> EXERCISE DIRECTIONS
Each line containing the word "this" must be collected.

----- THE RECORDS -----

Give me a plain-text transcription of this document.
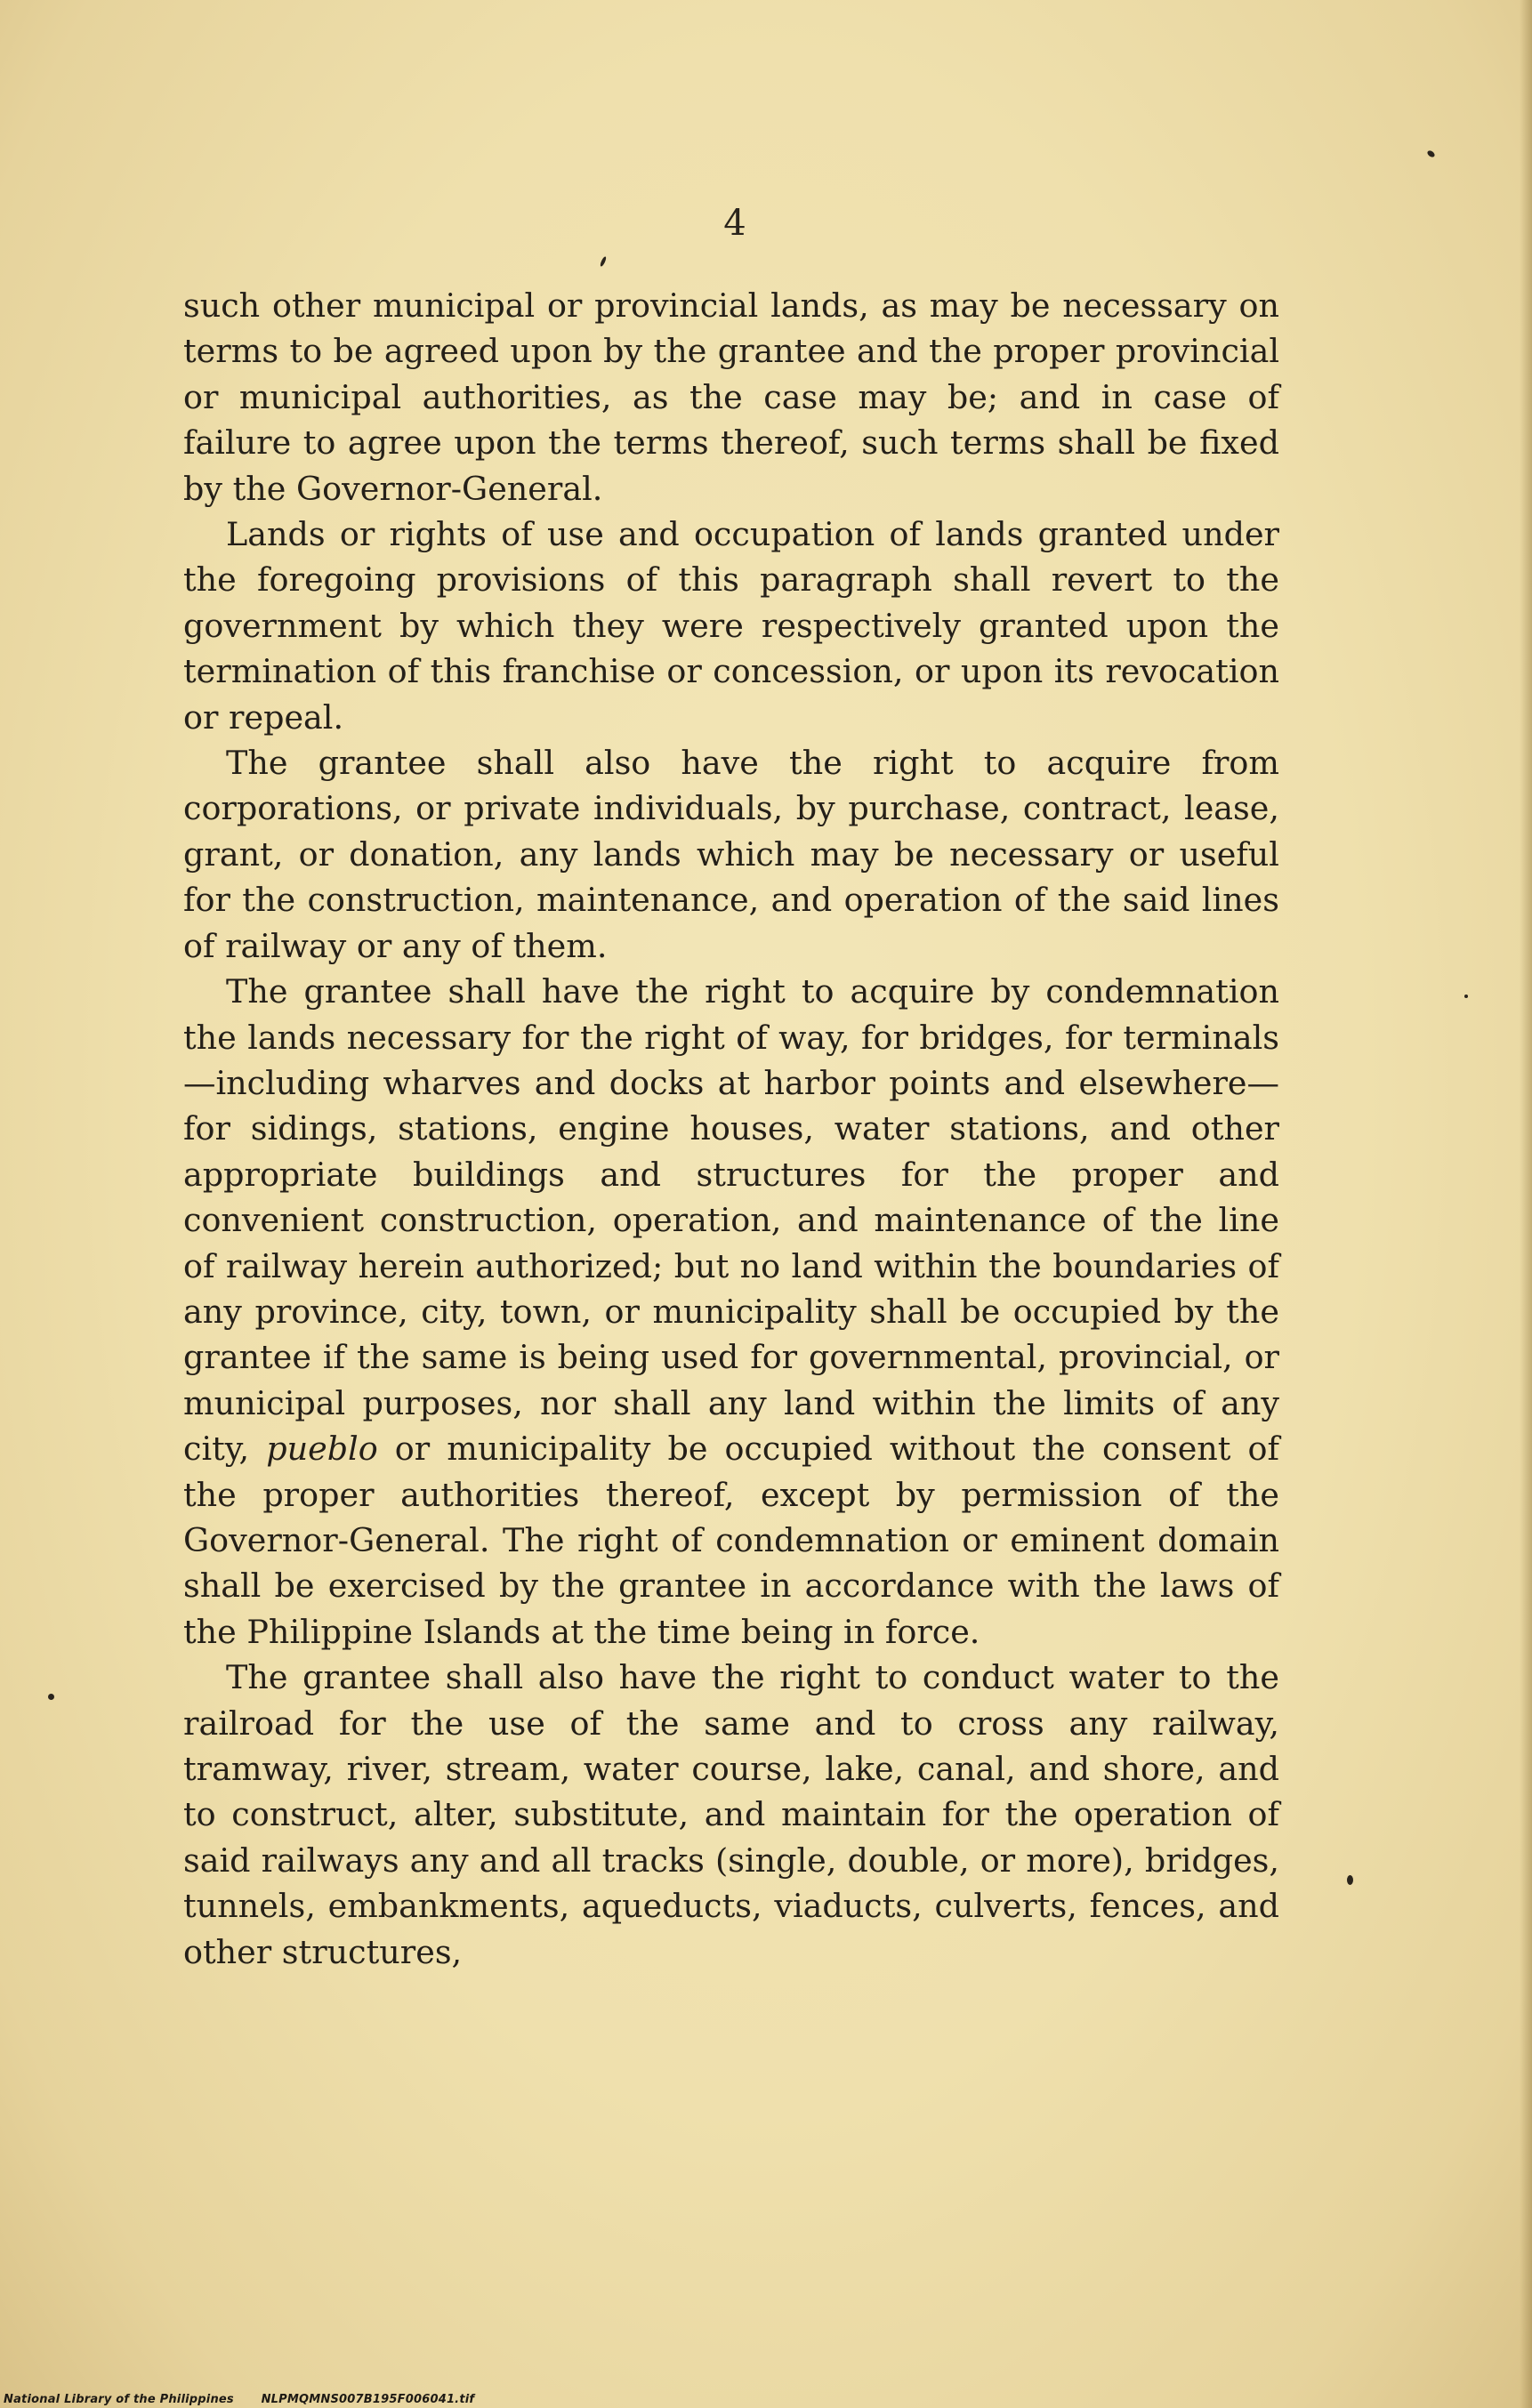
4

such other municipal or provincial lands, as may be necessary on terms to be agreed upon by the grantee and the proper provincial or municipal authorities, as the case may be; and in case of failure to agree upon the terms thereof, such terms shall be fixed by the Governor-General.

Lands or rights of use and occupation of lands granted under the foregoing provisions of this paragraph shall revert to the government by which they were respectively granted upon the termination of this franchise or concession, or upon its revocation or repeal.

The grantee shall also have the right to acquire from corporations, or private individuals, by purchase, contract, lease, grant, or donation, any lands which may be necessary or useful for the construction, maintenance, and operation of the said lines of railway or any of them.

The grantee shall have the right to acquire by condemnation the lands necessary for the right of way, for bridges, for terminals—including wharves and docks at harbor points and elsewhere—for sidings, stations, engine houses, water stations, and other appropriate buildings and structures for the proper and convenient construction, operation, and maintenance of the line of railway herein authorized; but no land within the boundaries of any province, city, town, or municipality shall be occupied by the grantee if the same is being used for governmental, provincial, or municipal purposes, nor shall any land within the limits of any city, pueblo or municipality be occupied without the consent of the proper authorities thereof, except by permission of the Governor-General. The right of condemnation or eminent domain shall be exercised by the grantee in accordance with the laws of the Philippine Islands at the time being in force.

The grantee shall also have the right to conduct water to the railroad for the use of the same and to cross any railway, tramway, river, stream, water course, lake, canal, and shore, and to construct, alter, substitute, and maintain for the operation of said railways any and all tracks (single, double, or more), bridges, tunnels, embankments, aqueducts, viaducts, culverts, fences, and other structures,

National Library of the Philippines NLPMQMNS007B195F006041.tif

-----

> FINAL RESULT
Give me a plain-text transcription of this document.
Lands or rights of use and occupation of lands granted under the foregoing provisions of this paragraph shall revert to the government by which they were respectively granted upon the termination of this franchise or concession, or upon its revocation or repeal.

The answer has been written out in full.